* What you have to do *
Only the number is wanted: count the lines that contain "title".

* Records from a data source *
╭──
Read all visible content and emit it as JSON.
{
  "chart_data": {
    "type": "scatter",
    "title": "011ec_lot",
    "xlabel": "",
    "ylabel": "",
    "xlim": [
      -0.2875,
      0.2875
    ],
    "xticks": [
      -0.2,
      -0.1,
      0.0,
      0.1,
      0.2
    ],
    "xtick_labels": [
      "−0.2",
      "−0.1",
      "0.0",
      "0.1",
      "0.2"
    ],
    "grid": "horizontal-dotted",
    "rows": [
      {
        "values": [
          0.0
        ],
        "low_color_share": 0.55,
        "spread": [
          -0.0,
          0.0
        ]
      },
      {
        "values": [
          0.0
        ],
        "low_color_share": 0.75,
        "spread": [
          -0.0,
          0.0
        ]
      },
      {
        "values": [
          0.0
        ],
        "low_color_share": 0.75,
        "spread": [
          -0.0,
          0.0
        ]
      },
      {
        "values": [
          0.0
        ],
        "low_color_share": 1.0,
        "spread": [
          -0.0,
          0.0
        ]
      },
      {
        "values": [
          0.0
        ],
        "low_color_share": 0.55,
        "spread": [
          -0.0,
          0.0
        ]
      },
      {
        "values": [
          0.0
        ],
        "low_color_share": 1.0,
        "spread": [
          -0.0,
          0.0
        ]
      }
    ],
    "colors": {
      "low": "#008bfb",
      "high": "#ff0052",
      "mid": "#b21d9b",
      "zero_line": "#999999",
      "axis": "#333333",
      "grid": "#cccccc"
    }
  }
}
╰──
╭──
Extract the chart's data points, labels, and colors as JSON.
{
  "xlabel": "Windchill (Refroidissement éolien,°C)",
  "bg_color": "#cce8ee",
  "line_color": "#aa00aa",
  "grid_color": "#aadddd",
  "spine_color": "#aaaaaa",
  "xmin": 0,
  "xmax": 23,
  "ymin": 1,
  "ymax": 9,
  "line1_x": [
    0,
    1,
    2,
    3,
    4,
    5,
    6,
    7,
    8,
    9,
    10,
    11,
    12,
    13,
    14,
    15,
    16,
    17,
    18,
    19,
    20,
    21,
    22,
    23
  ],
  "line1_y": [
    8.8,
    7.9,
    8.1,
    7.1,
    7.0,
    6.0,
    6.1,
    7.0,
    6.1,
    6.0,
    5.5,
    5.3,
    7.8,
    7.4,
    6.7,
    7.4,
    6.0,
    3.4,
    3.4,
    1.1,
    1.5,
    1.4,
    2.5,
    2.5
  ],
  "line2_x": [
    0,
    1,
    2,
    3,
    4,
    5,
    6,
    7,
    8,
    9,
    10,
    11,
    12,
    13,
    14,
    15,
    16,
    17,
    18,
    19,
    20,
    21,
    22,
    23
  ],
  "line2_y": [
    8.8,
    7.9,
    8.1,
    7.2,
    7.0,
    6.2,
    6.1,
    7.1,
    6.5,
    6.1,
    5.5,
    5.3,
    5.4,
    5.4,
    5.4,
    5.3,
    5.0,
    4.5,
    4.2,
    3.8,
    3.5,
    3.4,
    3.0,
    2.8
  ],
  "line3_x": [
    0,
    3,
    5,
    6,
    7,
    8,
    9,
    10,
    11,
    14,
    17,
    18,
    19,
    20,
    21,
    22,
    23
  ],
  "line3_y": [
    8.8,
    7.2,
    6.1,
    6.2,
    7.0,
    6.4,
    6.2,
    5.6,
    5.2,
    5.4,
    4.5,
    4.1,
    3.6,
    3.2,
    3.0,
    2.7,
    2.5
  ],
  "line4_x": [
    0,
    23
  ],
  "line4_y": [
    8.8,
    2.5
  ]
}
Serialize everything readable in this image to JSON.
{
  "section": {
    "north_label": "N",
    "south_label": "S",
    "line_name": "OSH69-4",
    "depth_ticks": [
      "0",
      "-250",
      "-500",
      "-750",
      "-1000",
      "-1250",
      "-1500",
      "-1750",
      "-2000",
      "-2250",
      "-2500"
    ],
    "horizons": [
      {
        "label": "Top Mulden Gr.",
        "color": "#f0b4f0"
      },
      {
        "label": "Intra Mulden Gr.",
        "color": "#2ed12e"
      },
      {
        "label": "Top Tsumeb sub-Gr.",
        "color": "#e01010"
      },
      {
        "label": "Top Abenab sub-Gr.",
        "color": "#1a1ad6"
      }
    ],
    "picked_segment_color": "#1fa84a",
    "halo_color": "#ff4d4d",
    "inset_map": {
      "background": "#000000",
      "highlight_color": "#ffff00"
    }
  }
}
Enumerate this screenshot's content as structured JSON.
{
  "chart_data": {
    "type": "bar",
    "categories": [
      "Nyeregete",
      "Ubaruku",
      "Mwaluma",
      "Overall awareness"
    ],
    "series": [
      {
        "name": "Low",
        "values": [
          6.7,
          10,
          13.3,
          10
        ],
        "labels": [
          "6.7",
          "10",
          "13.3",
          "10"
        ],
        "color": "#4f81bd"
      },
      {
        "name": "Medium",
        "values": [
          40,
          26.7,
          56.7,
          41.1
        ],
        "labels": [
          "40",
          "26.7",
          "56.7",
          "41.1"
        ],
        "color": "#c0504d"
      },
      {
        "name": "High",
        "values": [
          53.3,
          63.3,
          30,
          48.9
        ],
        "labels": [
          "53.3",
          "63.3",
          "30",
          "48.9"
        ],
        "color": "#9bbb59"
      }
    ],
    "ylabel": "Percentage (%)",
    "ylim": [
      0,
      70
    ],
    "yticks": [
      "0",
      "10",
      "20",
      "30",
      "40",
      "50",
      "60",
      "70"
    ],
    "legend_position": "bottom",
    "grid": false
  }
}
╰──
╭──
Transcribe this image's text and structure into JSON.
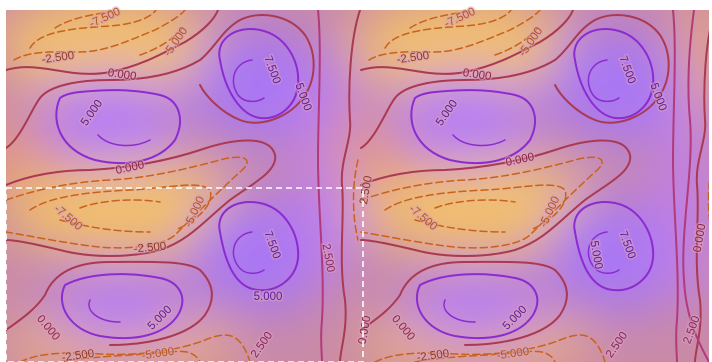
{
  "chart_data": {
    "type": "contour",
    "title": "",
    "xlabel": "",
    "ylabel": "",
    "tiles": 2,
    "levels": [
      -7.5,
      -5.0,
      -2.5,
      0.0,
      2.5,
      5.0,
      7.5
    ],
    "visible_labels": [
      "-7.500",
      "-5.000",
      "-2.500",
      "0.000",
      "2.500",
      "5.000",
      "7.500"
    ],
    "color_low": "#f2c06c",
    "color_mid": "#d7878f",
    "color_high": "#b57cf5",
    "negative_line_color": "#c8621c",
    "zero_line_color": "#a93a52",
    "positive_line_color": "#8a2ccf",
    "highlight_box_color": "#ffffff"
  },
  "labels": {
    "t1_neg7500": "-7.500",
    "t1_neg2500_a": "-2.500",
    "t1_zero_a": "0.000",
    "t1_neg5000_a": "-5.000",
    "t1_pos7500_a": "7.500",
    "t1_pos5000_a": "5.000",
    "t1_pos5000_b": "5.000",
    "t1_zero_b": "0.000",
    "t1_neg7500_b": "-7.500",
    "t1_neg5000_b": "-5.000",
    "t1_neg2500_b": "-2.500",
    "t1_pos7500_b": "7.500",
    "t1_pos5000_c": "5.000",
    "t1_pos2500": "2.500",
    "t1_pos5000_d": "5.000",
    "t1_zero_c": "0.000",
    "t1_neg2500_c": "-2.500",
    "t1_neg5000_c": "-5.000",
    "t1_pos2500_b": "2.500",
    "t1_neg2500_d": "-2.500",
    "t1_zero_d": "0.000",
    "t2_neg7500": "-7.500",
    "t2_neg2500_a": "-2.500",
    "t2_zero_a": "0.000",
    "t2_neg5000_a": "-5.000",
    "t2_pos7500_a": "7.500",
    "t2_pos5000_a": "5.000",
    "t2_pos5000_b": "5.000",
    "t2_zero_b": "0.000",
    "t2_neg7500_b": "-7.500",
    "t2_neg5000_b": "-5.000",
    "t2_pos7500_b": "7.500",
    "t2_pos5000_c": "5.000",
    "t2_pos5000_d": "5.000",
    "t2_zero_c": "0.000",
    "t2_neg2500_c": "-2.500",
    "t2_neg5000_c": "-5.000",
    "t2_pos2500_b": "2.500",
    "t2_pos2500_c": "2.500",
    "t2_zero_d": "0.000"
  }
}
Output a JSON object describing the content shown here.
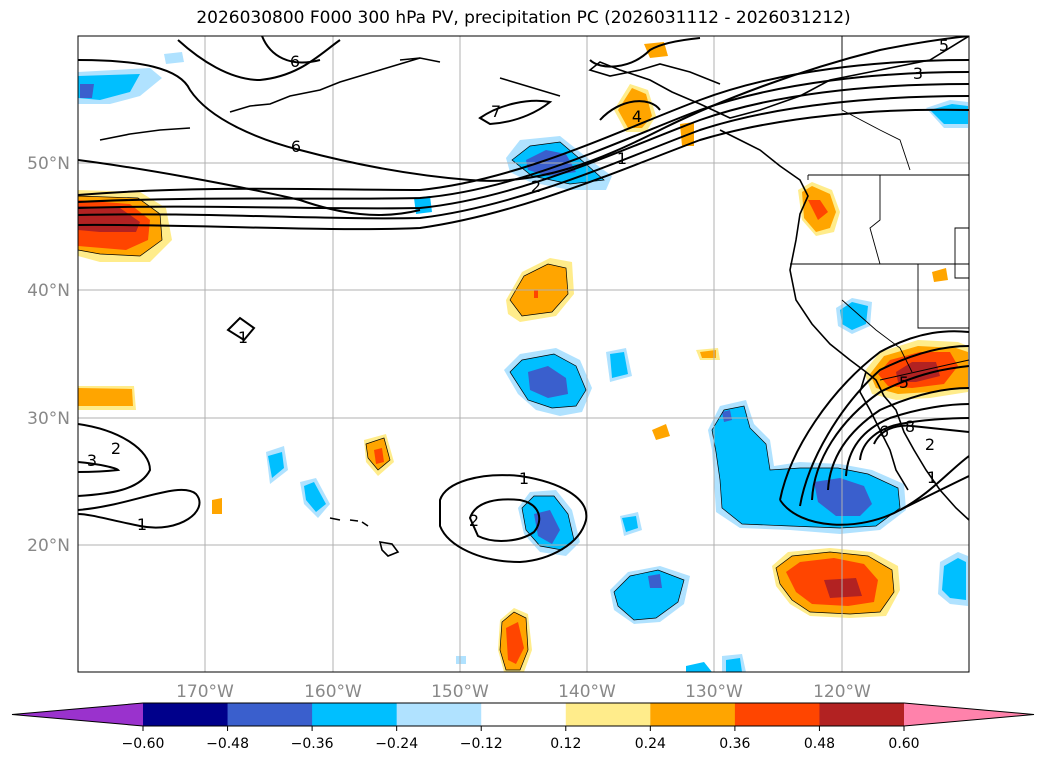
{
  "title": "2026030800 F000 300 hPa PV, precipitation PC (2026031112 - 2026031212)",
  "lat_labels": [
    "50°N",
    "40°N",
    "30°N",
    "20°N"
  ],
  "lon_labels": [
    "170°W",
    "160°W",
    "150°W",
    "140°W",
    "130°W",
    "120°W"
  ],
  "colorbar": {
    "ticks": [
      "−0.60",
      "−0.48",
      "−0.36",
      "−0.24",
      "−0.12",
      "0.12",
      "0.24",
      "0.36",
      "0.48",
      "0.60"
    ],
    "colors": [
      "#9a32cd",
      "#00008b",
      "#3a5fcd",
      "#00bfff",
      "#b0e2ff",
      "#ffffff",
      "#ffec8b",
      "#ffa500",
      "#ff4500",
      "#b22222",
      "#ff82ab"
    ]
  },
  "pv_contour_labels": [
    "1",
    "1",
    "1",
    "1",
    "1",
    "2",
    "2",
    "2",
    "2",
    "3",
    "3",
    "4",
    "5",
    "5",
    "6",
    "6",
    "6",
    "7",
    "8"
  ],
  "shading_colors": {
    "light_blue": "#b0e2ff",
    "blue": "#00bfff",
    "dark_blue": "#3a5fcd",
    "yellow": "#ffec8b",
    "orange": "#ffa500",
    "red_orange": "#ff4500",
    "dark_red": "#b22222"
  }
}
╰──
* Result *
3